Written exercise -> Starting at the line that contains "candle-body — [519, 110, 522, 120]" and ending at the line that contains "candle-body — [89, 137, 93, 141]", present those lines as a numbered list, leaving out any blank lines.

Material for this exercise ->
════════

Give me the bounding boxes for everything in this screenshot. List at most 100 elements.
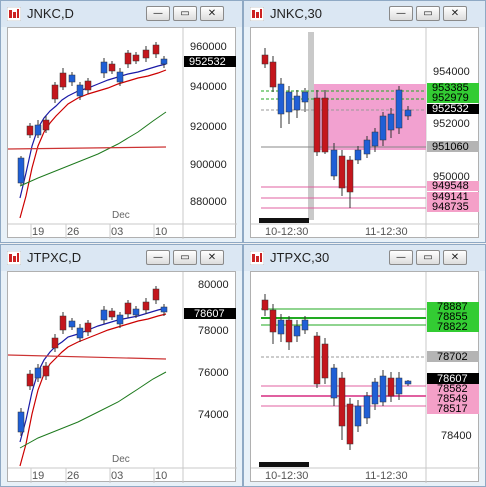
- price-axis-label: 78000: [198, 325, 229, 337]
- price-axis-label: 960000: [190, 41, 227, 53]
- resistance-tag: 953385: [432, 82, 469, 94]
- price-axis-label: 900000: [190, 159, 227, 171]
- close-button[interactable]: ✕: [200, 6, 224, 21]
- candlesticks: [261, 48, 412, 208]
- ma-mid-line: [19, 313, 167, 467]
- price-tag-bg: [427, 302, 479, 312]
- current-price-tag: 952532: [189, 56, 226, 68]
- time-axis-marker: [259, 462, 309, 467]
- ma-flat-line: [8, 354, 167, 360]
- restore-button[interactable]: ▭: [173, 250, 197, 265]
- candlesticks: [17, 42, 168, 185]
- price-tag-bg: [427, 394, 479, 404]
- minimize-button[interactable]: —: [389, 250, 413, 265]
- price-tag-bg: [427, 322, 479, 332]
- minimize-button[interactable]: —: [146, 6, 170, 21]
- support-tag: 78517: [437, 403, 468, 415]
- window-titlebar[interactable]: JNKC,D — ▭ ✕: [1, 1, 242, 27]
- price-axis-label: 78400: [441, 430, 472, 442]
- price-tag-bg: [427, 192, 479, 202]
- current-price-tag: 952532: [432, 103, 469, 115]
- support-tag: 78549: [437, 393, 468, 405]
- price-axis-label: 80000: [198, 279, 229, 291]
- price-axis-label: 74000: [198, 409, 229, 421]
- time-axis-label: 19: [32, 470, 44, 482]
- time-axis-label: 03: [111, 470, 123, 482]
- minimize-button[interactable]: —: [389, 6, 413, 21]
- session-divider: [308, 32, 314, 220]
- window-title: JNKC,D: [27, 6, 74, 21]
- price-tag-bg: [427, 202, 479, 212]
- price-axis-label: 952000: [433, 118, 470, 130]
- window-title: JTPXC,30: [270, 250, 330, 265]
- time-axis-label: 19: [32, 226, 44, 238]
- price-tag-bg: [427, 404, 479, 414]
- window-titlebar[interactable]: JNKC,30 — ▭ ✕: [244, 1, 485, 27]
- price-chart: 78887 78855 78822 78702 78607 78582 7854…: [251, 272, 480, 483]
- time-axis-label: 10: [155, 226, 167, 238]
- chart-area[interactable]: 80000 78000 76000 74000 78607 19 26 03 1…: [7, 271, 237, 483]
- chart-area[interactable]: 78887 78855 78822 78702 78607 78582 7854…: [250, 271, 480, 483]
- chart-app-icon: [7, 7, 21, 21]
- close-button[interactable]: ✕: [443, 250, 467, 265]
- restore-button[interactable]: ▭: [173, 6, 197, 21]
- resistance-tag: 78855: [437, 311, 468, 323]
- price-tag-bg: [427, 93, 479, 103]
- time-axis-label: 10: [155, 470, 167, 482]
- pivot-tag: 951060: [432, 141, 469, 153]
- price-axis-label: 76000: [198, 367, 229, 379]
- price-tag-bg: [427, 83, 479, 93]
- ma-mid-line: [19, 69, 167, 219]
- window-title: JTPXC,D: [27, 250, 82, 265]
- zone-highlight: [311, 84, 426, 150]
- month-label: Dec: [112, 454, 130, 465]
- chart-window-jtpxc-daily[interactable]: JTPXC,D — ▭ ✕: [0, 244, 243, 487]
- window-title: JNKC,30: [270, 6, 323, 21]
- current-price-tag-bg: [184, 308, 236, 319]
- window-titlebar[interactable]: JTPXC,30 — ▭ ✕: [244, 245, 485, 271]
- ma-slow-line: [19, 111, 167, 187]
- price-tag-bg: [427, 104, 479, 114]
- price-tag-bg: [427, 181, 479, 191]
- time-axis-label: 26: [67, 226, 79, 238]
- time-axis-label: 11-12:30: [365, 226, 408, 238]
- current-price-tag: 78607: [194, 308, 225, 320]
- price-tag-bg: [427, 384, 479, 394]
- resistance-tag: 952979: [432, 92, 469, 104]
- candlesticks: [261, 294, 412, 450]
- chart-window-jnkc-daily[interactable]: JNKC,D — ▭ ✕: [0, 0, 243, 243]
- price-axis-label: 954000: [433, 66, 470, 78]
- resistance-tag: 78822: [437, 321, 468, 333]
- chart-app-icon: [250, 7, 264, 21]
- restore-button[interactable]: ▭: [416, 6, 440, 21]
- chart-area[interactable]: 954000 952000 950000 953385 952979 95253…: [250, 27, 480, 239]
- time-axis-label: 03: [111, 226, 123, 238]
- resistance-tag: 78887: [437, 301, 468, 313]
- time-axis-label: 11-12:30: [365, 470, 408, 482]
- price-tag-bg: [427, 312, 479, 322]
- price-tag-bg: [427, 351, 479, 362]
- candlesticks: [17, 286, 168, 436]
- price-axis-label: 950000: [433, 171, 470, 183]
- restore-button[interactable]: ▭: [416, 250, 440, 265]
- chart-area[interactable]: 960000 940000 920000 900000 880000 95253…: [7, 27, 237, 239]
- minimize-button[interactable]: —: [146, 250, 170, 265]
- price-tag-bg: [427, 141, 479, 152]
- close-button[interactable]: ✕: [443, 6, 467, 21]
- support-tag: 949548: [432, 180, 469, 192]
- time-axis-label: 10-12:30: [265, 470, 308, 482]
- price-chart: 960000 940000 920000 900000 880000 95253…: [8, 28, 237, 239]
- window-titlebar[interactable]: JTPXC,D — ▭ ✕: [1, 245, 242, 271]
- chart-window-jtpxc-30min[interactable]: JTPXC,30 — ▭ ✕: [243, 244, 486, 487]
- ma-flat-line: [8, 146, 167, 150]
- time-axis-label: 26: [67, 470, 79, 482]
- price-tag-bg: [427, 373, 479, 384]
- month-label: Dec: [112, 210, 130, 221]
- support-tag: 949141: [432, 191, 469, 203]
- price-axis-label: 880000: [190, 196, 227, 208]
- price-chart: 954000 952000 950000 953385 952979 95253…: [251, 28, 480, 239]
- time-axis-marker: [259, 218, 309, 223]
- close-button[interactable]: ✕: [200, 250, 224, 265]
- chart-window-jnkc-30min[interactable]: JNKC,30 — ▭ ✕: [243, 0, 486, 243]
- price-chart: 80000 78000 76000 74000 78607 19 26 03 1…: [8, 272, 237, 483]
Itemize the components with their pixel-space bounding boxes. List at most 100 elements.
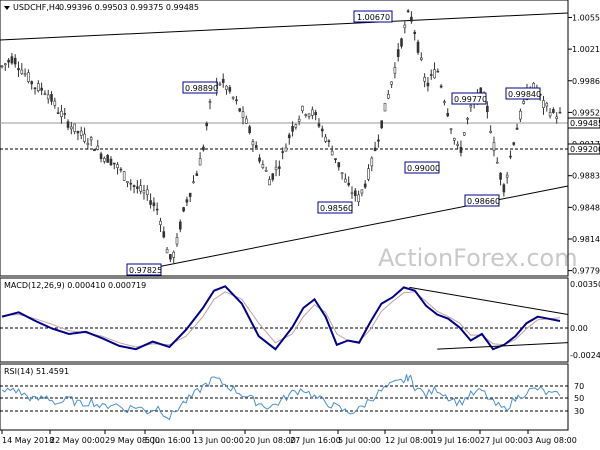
candle-body — [519, 110, 522, 120]
candle-body — [466, 118, 469, 120]
candle-body — [50, 94, 53, 102]
candle-body — [281, 151, 284, 153]
candle-body — [555, 116, 558, 119]
candle-body — [456, 143, 459, 146]
candle-body — [178, 221, 182, 230]
candle-body — [76, 131, 80, 134]
candle-body — [446, 112, 450, 117]
candle-body — [208, 101, 212, 103]
support-level-marker: 0.99200 — [567, 143, 600, 155]
annotation-0-98890[interactable]: 0.98890 — [182, 81, 218, 94]
rsi-tick-50: 50 — [574, 394, 584, 403]
candle-body — [436, 70, 440, 73]
candle-body — [251, 141, 255, 146]
candle-body — [393, 67, 397, 74]
candle-body — [254, 145, 258, 148]
candle-body — [30, 81, 34, 85]
candle-body — [314, 112, 317, 116]
annotation-0-99770[interactable]: 0.99770 — [451, 92, 487, 105]
candle-body — [89, 137, 93, 141]
annotation-0-99840[interactable]: 0.99840 — [505, 87, 541, 100]
candle-body — [340, 172, 344, 175]
candle-body — [439, 85, 443, 88]
rsi-tick-30: 30 — [574, 407, 584, 416]
candle-body — [406, 10, 410, 13]
candle-body — [552, 109, 555, 113]
macd-lower-trendline[interactable] — [437, 342, 569, 350]
annotation-0-99770-text: 0.99770 — [454, 95, 487, 104]
time-tick-label: 27 Jun 16:00 — [290, 436, 341, 445]
candle-body — [129, 182, 133, 185]
candle-body — [63, 113, 67, 115]
rsi-axis: 70 50 30 — [567, 364, 584, 430]
candle-body — [218, 83, 222, 86]
candle-body — [416, 41, 420, 53]
collapse-arrow-icon[interactable] — [4, 6, 10, 10]
candle-body — [350, 192, 354, 195]
current-price-label: 0.99485 — [570, 119, 600, 128]
candle-body — [261, 164, 265, 168]
candle-body — [492, 142, 496, 151]
upper-resistance-trendline[interactable] — [0, 12, 569, 41]
candle-body — [320, 128, 324, 132]
price-panel — [0, 0, 569, 277]
candle-body — [271, 173, 275, 180]
candle-body — [373, 147, 377, 151]
candle-body — [202, 146, 205, 151]
annotation-1-00670[interactable]: 1.00670 — [353, 10, 393, 23]
time-tick-label: 19 Jul 16:00 — [432, 436, 480, 445]
candle-body — [495, 161, 499, 164]
candle-body — [225, 85, 228, 90]
candle-body — [403, 24, 407, 29]
macd-tick-bottom: -0.002406 — [570, 351, 600, 360]
candle-body — [235, 99, 238, 102]
candle-body — [327, 140, 331, 143]
candle-body — [7, 59, 10, 63]
rsi-panel — [0, 363, 569, 431]
price-tick-label: 1.00555 — [572, 13, 600, 22]
annotation-0-98660[interactable]: 0.98660 — [464, 194, 500, 207]
candle-body — [23, 73, 27, 76]
candle-body — [122, 171, 126, 181]
candle-body — [155, 208, 159, 211]
annotation-0-99000[interactable]: 0.99000 — [404, 161, 440, 174]
candle-body — [185, 199, 189, 203]
price-tick-label: 0.98485 — [572, 203, 600, 212]
candle-body — [86, 142, 90, 146]
rsi-label: RSI(14) 51.4591 — [4, 367, 69, 376]
candle-body — [132, 185, 136, 187]
candle-body — [10, 56, 14, 64]
candle-body — [205, 122, 209, 127]
macd-tick-zero: 0.00 — [570, 324, 588, 333]
candle-body — [37, 83, 40, 92]
candle-body — [545, 102, 549, 107]
candle-body — [195, 173, 199, 176]
macd-axis: 0.003509 0.00 -0.002406 — [567, 278, 600, 362]
macd-line — [1, 285, 561, 351]
candle-body — [20, 69, 24, 74]
candle-body — [258, 157, 261, 162]
candle-body — [347, 182, 350, 186]
candle-body — [363, 183, 367, 188]
macd-upper-trendline[interactable] — [409, 286, 569, 315]
candle-body — [423, 77, 426, 82]
candle-body — [27, 72, 30, 82]
candle-body — [145, 189, 149, 196]
annotation-0-97825[interactable]: 0.97825 — [126, 263, 162, 276]
candle-body — [66, 121, 70, 128]
candle-body — [43, 93, 47, 95]
candle-body — [165, 248, 169, 254]
annotation-0-98560[interactable]: 0.98560 — [317, 201, 353, 214]
candle-body — [17, 68, 20, 71]
candle-body — [380, 120, 384, 129]
candle-body — [291, 125, 294, 132]
candle-body — [142, 190, 146, 194]
candle-body — [515, 127, 519, 130]
candle-body — [73, 123, 76, 132]
candle-body — [33, 87, 37, 90]
candle-body — [453, 137, 456, 141]
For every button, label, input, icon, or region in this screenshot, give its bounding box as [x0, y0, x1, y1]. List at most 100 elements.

════════

Expected output ->
1. candle-body — [519, 110, 522, 120]
2. candle-body — [466, 118, 469, 120]
3. candle-body — [50, 94, 53, 102]
4. candle-body — [281, 151, 284, 153]
5. candle-body — [555, 116, 558, 119]
6. candle-body — [456, 143, 459, 146]
7. candle-body — [178, 221, 182, 230]
8. candle-body — [76, 131, 80, 134]
9. candle-body — [446, 112, 450, 117]
10. candle-body — [208, 101, 212, 103]
11. support-level-marker: 0.99200 — [567, 143, 600, 155]
12. annotation-0-98890[interactable]: 0.98890 — [182, 81, 218, 94]
13. rsi-tick-50: 50 — [574, 394, 584, 403]
14. candle-body — [436, 70, 440, 73]
15. candle-body — [251, 141, 255, 146]
16. candle-body — [393, 67, 397, 74]
17. candle-body — [254, 145, 258, 148]
18. candle-body — [30, 81, 34, 85]
19. candle-body — [314, 112, 317, 116]
20. annotation-0-99770[interactable]: 0.99770 — [451, 92, 487, 105]
21. candle-body — [89, 137, 93, 141]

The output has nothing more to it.